Stored data entries
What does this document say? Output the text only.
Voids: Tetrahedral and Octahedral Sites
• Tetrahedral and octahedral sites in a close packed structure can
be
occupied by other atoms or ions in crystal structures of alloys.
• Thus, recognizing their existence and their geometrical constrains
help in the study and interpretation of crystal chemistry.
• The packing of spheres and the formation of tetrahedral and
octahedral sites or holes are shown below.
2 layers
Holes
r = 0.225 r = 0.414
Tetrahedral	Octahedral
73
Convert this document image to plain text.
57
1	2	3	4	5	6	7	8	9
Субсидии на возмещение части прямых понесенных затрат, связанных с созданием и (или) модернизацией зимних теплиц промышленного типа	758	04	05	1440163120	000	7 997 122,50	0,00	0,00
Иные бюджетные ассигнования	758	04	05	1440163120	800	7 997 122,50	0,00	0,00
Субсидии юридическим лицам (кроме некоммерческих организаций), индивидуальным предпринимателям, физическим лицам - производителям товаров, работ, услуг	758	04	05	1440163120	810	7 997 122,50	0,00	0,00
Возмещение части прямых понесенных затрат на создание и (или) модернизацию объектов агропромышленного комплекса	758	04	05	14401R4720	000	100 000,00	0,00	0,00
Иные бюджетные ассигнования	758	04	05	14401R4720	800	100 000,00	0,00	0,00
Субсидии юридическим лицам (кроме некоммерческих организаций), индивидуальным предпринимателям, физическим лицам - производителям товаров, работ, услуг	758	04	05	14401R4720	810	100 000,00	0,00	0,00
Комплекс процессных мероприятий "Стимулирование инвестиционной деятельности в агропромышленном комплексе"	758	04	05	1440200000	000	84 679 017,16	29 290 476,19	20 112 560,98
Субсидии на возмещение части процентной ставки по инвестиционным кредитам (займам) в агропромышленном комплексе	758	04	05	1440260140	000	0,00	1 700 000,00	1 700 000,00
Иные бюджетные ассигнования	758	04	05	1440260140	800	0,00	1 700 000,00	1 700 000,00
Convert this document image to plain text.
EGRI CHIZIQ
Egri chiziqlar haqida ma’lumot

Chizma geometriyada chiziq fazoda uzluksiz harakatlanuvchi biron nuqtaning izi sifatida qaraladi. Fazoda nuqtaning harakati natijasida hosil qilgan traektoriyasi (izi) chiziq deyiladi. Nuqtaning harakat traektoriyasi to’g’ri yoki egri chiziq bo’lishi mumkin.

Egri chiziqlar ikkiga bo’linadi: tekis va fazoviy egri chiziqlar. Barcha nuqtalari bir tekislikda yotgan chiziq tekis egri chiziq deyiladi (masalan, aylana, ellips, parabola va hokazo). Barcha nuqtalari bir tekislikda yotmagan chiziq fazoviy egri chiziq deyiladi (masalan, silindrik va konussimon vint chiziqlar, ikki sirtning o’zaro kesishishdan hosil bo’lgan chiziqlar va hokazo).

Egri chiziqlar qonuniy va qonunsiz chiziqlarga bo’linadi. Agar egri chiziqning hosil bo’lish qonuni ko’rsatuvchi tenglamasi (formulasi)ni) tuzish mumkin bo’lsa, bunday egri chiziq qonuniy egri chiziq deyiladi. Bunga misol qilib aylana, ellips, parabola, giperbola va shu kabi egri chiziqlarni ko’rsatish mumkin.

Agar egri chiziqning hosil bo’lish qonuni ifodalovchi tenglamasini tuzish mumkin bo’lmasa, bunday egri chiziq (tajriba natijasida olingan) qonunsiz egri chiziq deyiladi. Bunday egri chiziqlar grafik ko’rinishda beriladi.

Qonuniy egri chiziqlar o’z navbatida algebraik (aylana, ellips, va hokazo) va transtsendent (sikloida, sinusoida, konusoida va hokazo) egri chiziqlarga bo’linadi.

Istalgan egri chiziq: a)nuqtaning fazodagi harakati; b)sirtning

Your goal: From the listing above, extract every line exactly as it stands.

Result of this task:
What does this document say? Output the text only.
Voids: Tetrahedral and Octahedral Sites
• Tetrahedral and octahedral sites in a close packed structure can
be
occupied by other atoms or ions in crystal structures of alloys.
• Thus, recognizing their existence and their geometrical constrains
help in the study and interpretation of crystal chemistry.
• The packing of spheres and the formation of tetrahedral and
octahedral sites or holes are shown below.
2 layers
Holes
r = 0.225 r = 0.414
Tetrahedral	Octahedral
73
Convert this document image to plain text.
57
1	2	3	4	5	6	7	8	9
Субсидии на возмещение части прямых понесенных затрат, связанных с созданием и (или) модернизацией зимних теплиц промышленного типа	758	04	05	1440163120	000	7 997 122,50	0,00	0,00
Иные бюджетные ассигнования	758	04	05	1440163120	800	7 997 122,50	0,00	0,00
Субсидии юридическим лицам (кроме некоммерческих организаций), индивидуальным предпринимателям, физическим лицам - производителям товаров, работ, услуг	758	04	05	1440163120	810	7 997 122,50	0,00	0,00
Возмещение части прямых понесенных затрат на создание и (или) модернизацию объектов агропромышленного комплекса	758	04	05	14401R4720	000	100 000,00	0,00	0,00
Иные бюджетные ассигнования	758	04	05	14401R4720	800	100 000,00	0,00	0,00
Субсидии юридическим лицам (кроме некоммерческих организаций), индивидуальным предпринимателям, физическим лицам - производителям товаров, работ, услуг	758	04	05	14401R4720	810	100 000,00	0,00	0,00
Комплекс процессных мероприятий "Стимулирование инвестиционной деятельности в агропромышленном комплексе"	758	04	05	1440200000	000	84 679 017,16	29 290 476,19	20 112 560,98
Субсидии на возмещение части процентной ставки по инвестиционным кредитам (займам) в агропромышленном комплексе	758	04	05	1440260140	000	0,00	1 700 000,00	1 700 000,00
Иные бюджетные ассигнования	758	04	05	1440260140	800	0,00	1 700 000,00	1 700 000,00
Convert this document image to plain text.
EGRI CHIZIQ
Egri chiziqlar haqida ma’lumot

Chizma geometriyada chiziq fazoda uzluksiz harakatlanuvchi biron nuqtaning izi sifatida qaraladi. Fazoda nuqtaning harakati natijasida hosil qilgan traektoriyasi (izi) chiziq deyiladi. Nuqtaning harakat traektoriyasi to’g’ri yoki egri chiziq bo’lishi mumkin.

Egri chiziqlar ikkiga bo’linadi: tekis va fazoviy egri chiziqlar. Barcha nuqtalari bir tekislikda yotgan chiziq tekis egri chiziq deyiladi (masalan, aylana, ellips, parabola va hokazo). Barcha nuqtalari bir tekislikda yotmagan chiziq fazoviy egri chiziq deyiladi (masalan, silindrik va konussimon vint chiziqlar, ikki sirtning o’zaro kesishishdan hosil bo’lgan chiziqlar va hokazo).

Egri chiziqlar qonuniy va qonunsiz chiziqlarga bo’linadi. Agar egri chiziqning hosil bo’lish qonuni ko’rsatuvchi tenglamasi (formulasi)ni) tuzish mumkin bo’lsa, bunday egri chiziq qonuniy egri chiziq deyiladi. Bunga misol qilib aylana, ellips, parabola, giperbola va shu kabi egri chiziqlarni ko’rsatish mumkin.

Agar egri chiziqning hosil bo’lish qonuni ifodalovchi tenglamasini tuzish mumkin bo’lmasa, bunday egri chiziq (tajriba natijasida olingan) qonunsiz egri chiziq deyiladi. Bunday egri chiziqlar grafik ko’rinishda beriladi.

Qonuniy egri chiziqlar o’z navbatida algebraik (aylana, ellips, va hokazo) va transtsendent (sikloida, sinusoida, konusoida va hokazo) egri chiziqlarga bo’linadi.

Istalgan egri chiziq: a)nuqtaning fazodagi harakati; b)sirtning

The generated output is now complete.